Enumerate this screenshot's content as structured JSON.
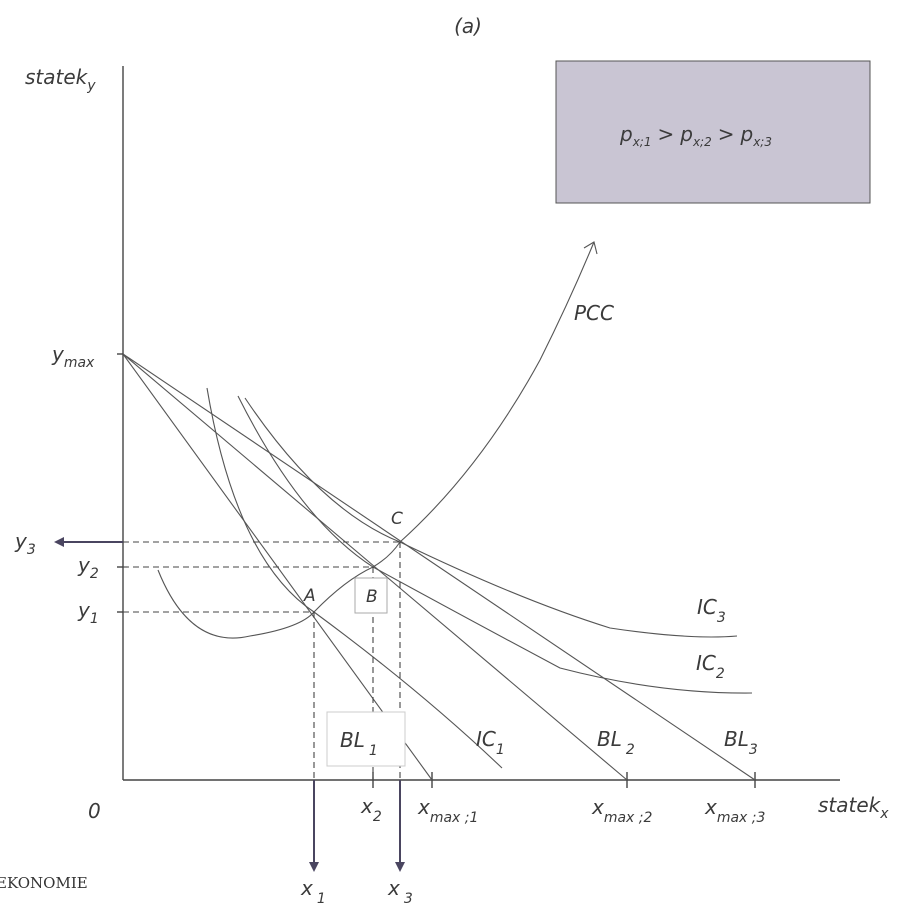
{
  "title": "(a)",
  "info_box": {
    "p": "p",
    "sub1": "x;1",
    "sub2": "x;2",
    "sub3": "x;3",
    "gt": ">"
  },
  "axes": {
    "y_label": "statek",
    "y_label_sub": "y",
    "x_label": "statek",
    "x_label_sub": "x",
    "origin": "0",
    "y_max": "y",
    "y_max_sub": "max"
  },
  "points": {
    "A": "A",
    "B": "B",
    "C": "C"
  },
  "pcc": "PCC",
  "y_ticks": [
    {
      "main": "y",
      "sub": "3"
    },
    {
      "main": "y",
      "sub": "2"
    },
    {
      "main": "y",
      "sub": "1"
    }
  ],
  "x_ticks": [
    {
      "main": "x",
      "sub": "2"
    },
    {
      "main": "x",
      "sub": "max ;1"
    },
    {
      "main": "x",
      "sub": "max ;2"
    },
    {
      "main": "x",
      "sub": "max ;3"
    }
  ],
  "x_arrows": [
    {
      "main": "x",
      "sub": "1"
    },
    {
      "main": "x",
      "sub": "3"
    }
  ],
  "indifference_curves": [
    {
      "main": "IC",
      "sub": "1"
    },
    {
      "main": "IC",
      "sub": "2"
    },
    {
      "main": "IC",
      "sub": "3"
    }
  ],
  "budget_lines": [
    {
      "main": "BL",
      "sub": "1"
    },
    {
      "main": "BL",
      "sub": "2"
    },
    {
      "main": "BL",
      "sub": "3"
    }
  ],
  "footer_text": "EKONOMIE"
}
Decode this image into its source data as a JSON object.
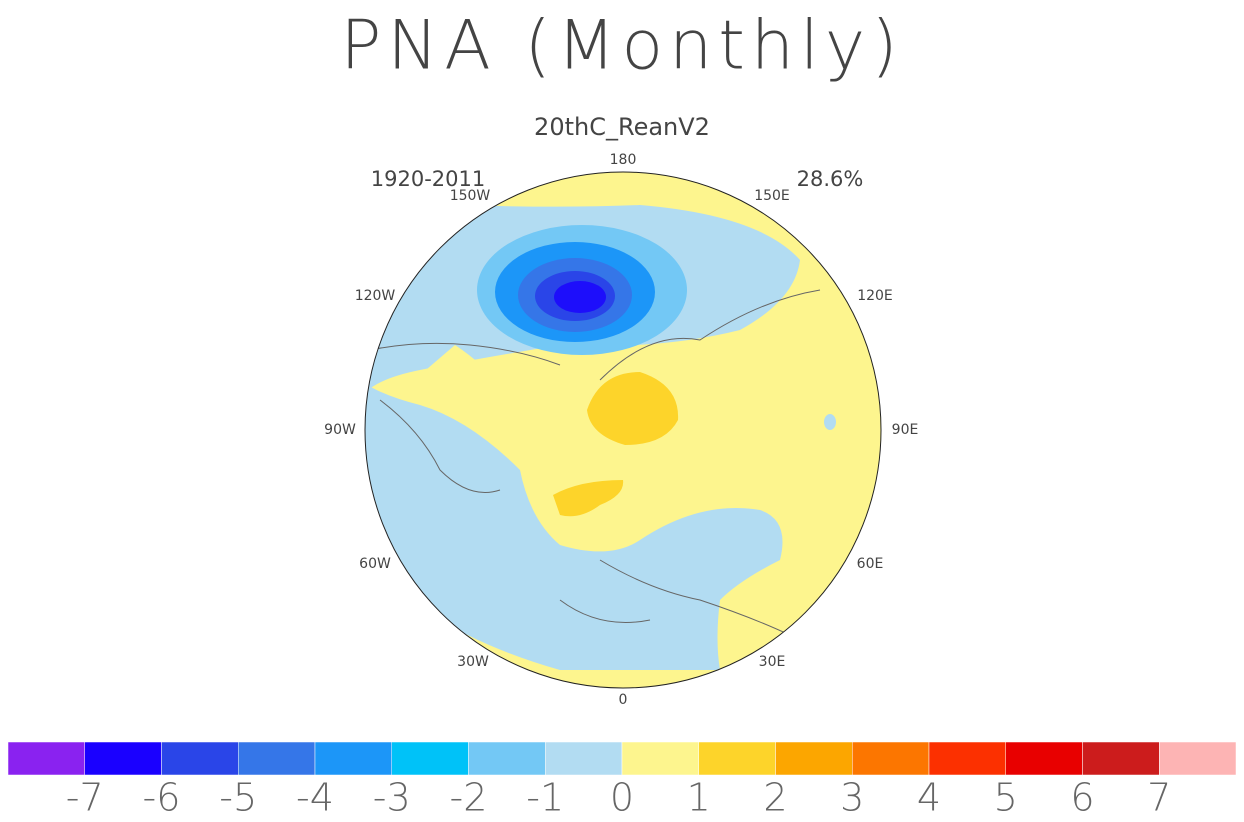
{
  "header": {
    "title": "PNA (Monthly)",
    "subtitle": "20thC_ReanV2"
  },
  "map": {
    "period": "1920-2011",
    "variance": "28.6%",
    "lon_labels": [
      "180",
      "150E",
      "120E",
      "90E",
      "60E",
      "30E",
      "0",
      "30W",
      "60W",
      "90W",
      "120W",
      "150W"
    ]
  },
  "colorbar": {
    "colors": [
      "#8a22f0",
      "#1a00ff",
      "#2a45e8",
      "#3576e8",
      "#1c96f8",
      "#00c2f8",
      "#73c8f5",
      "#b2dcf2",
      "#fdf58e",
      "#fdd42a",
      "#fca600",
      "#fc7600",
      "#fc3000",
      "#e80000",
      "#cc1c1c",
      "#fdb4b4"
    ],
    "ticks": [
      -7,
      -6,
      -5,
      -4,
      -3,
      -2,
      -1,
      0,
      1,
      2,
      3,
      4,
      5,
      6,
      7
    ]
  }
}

The task ->
What you return should match the records above word for word, minus the pictures.

Correct output ->
Enumerate this screenshot's content as structured JSON.
{
  "title": "(a)",
  "info_box": {
    "p": "p",
    "sub1": "x;1",
    "sub2": "x;2",
    "sub3": "x;3",
    "gt": ">"
  },
  "axes": {
    "y_label": "statek",
    "y_label_sub": "y",
    "x_label": "statek",
    "x_label_sub": "x",
    "origin": "0",
    "y_max": "y",
    "y_max_sub": "max"
  },
  "points": {
    "A": "A",
    "B": "B",
    "C": "C"
  },
  "pcc": "PCC",
  "y_ticks": [
    {
      "main": "y",
      "sub": "3"
    },
    {
      "main": "y",
      "sub": "2"
    },
    {
      "main": "y",
      "sub": "1"
    }
  ],
  "x_ticks": [
    {
      "main": "x",
      "sub": "2"
    },
    {
      "main": "x",
      "sub": "max ;1"
    },
    {
      "main": "x",
      "sub": "max ;2"
    },
    {
      "main": "x",
      "sub": "max ;3"
    }
  ],
  "x_arrows": [
    {
      "main": "x",
      "sub": "1"
    },
    {
      "main": "x",
      "sub": "3"
    }
  ],
  "indifference_curves": [
    {
      "main": "IC",
      "sub": "1"
    },
    {
      "main": "IC",
      "sub": "2"
    },
    {
      "main": "IC",
      "sub": "3"
    }
  ],
  "budget_lines": [
    {
      "main": "BL",
      "sub": "1"
    },
    {
      "main": "BL",
      "sub": "2"
    },
    {
      "main": "BL",
      "sub": "3"
    }
  ],
  "footer_text": "EKONOMIE"
}
Decode this image into its source data as a JSON object.
{
  "header": {
    "title": "PNA (Monthly)",
    "subtitle": "20thC_ReanV2"
  },
  "map": {
    "period": "1920-2011",
    "variance": "28.6%",
    "lon_labels": [
      "180",
      "150E",
      "120E",
      "90E",
      "60E",
      "30E",
      "0",
      "30W",
      "60W",
      "90W",
      "120W",
      "150W"
    ]
  },
  "colorbar": {
    "colors": [
      "#8a22f0",
      "#1a00ff",
      "#2a45e8",
      "#3576e8",
      "#1c96f8",
      "#00c2f8",
      "#73c8f5",
      "#b2dcf2",
      "#fdf58e",
      "#fdd42a",
      "#fca600",
      "#fc7600",
      "#fc3000",
      "#e80000",
      "#cc1c1c",
      "#fdb4b4"
    ],
    "ticks": [
      -7,
      -6,
      -5,
      -4,
      -3,
      -2,
      -1,
      0,
      1,
      2,
      3,
      4,
      5,
      6,
      7
    ]
  }
}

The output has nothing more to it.